### EXTRAIT DU TEXTE:
Les Antiennes que nous donnons ici sont tirées par les Bollandistes (2) d'un très ancien Directorium de l'Eglise Saint-Martin-au-Mont. Elles s'y trouvent assignées aux Benedictus et Magnificat de chacun des jours dans l'Octave.

 

1. Vita B. Julianae ab autore coaevo descripta, lib. II, c. 2; Act. SS. ad diem Vam Aprilis.— 2. Ibid., in Append

 

ANTIENNES.

 

Mets des âmes, la divine Sagesse, revêtant chair, nous la propose en aliment, afin que par cette nourriture d'amour elle nous amène à goûter Dieu.

Dressant pour ses disciples un testament auguste, elle leur recommande son souvenir, disant : Faites ceci en mémoire de moi.

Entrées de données
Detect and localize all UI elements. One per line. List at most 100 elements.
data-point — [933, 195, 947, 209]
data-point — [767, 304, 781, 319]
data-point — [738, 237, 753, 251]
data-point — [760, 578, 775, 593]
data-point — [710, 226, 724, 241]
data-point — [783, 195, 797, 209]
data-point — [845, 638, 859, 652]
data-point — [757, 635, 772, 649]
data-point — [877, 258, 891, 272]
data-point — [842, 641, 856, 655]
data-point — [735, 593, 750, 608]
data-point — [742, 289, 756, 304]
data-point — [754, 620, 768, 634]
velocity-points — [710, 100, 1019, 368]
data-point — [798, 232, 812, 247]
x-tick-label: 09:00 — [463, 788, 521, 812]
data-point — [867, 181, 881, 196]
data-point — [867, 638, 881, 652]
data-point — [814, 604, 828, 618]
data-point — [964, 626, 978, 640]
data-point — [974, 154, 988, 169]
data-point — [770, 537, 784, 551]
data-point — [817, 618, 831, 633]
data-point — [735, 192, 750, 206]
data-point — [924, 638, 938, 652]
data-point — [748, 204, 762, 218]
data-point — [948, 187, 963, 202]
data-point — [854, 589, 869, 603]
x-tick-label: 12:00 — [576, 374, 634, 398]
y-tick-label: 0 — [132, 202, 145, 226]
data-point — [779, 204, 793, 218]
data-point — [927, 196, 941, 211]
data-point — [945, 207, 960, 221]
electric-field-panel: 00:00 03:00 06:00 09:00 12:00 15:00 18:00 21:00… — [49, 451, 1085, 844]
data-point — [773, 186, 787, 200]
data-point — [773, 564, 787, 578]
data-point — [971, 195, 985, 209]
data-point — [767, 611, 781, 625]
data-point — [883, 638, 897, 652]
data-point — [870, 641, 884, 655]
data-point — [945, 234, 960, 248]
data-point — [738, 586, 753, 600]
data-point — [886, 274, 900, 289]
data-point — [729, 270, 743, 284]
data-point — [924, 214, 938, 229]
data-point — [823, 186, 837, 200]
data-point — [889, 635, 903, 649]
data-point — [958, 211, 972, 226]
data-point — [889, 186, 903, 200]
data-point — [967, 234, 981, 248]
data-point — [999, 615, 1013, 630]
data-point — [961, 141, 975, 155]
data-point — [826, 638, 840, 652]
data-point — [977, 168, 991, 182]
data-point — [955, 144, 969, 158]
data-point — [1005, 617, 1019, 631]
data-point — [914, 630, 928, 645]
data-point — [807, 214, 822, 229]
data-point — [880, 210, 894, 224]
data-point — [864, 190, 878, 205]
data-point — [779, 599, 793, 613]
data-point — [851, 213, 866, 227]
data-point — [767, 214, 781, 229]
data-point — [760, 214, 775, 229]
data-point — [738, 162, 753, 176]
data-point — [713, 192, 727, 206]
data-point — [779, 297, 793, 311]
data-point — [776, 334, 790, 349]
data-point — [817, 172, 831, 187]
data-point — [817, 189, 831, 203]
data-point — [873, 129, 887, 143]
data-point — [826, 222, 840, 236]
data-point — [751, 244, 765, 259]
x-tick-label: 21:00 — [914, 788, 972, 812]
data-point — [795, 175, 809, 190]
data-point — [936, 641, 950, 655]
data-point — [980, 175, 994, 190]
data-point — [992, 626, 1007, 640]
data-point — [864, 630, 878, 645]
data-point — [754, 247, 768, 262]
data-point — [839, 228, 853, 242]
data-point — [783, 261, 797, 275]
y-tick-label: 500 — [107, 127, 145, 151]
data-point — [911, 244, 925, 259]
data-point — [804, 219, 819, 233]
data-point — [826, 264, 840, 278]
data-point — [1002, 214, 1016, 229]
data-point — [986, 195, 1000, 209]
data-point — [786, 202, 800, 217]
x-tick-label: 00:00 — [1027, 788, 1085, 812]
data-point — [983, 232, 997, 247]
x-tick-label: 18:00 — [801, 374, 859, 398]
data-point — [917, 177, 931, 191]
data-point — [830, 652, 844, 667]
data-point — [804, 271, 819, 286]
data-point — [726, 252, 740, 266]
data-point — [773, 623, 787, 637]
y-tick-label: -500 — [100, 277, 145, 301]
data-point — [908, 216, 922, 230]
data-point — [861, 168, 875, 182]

### CONSIGNES:
**1)** Selon le texte sur les antiennes, de quel document les Bollandistes ont-ils tiré ces antiennes ?
**2)** Recopiez le passage du texte sur les antiennes situé entre « Les Antiennes que » et « à goûter Dieu. », ces deux limites incluses.

### RÉPONSES:
**1)** Ils les ont tirées d'un très ancien Directorium de l'Eglise Saint-Martin-au-Mont.

**2)**
Les Antiennes que nous donnons ici sont tirées par les Bollandistes (2) d'un très ancien Directorium de l'Eglise Saint-Martin-au-Mont. Elles s'y trouvent assignées aux Benedictus et Magnificat de chacun des jours dans l'Octave.

 

1. Vita B. Julianae ab autore coaevo descripta, lib. II, c. 2; Act. SS. ad diem Vam Aprilis.— 2. Ibid., in Append

 

ANTIENNES.

 

Mets des âmes, la divine Sagesse, revêtant chair, nous la propose en aliment, afin que par cette nourriture d'amour elle nous amène à goûter Dieu.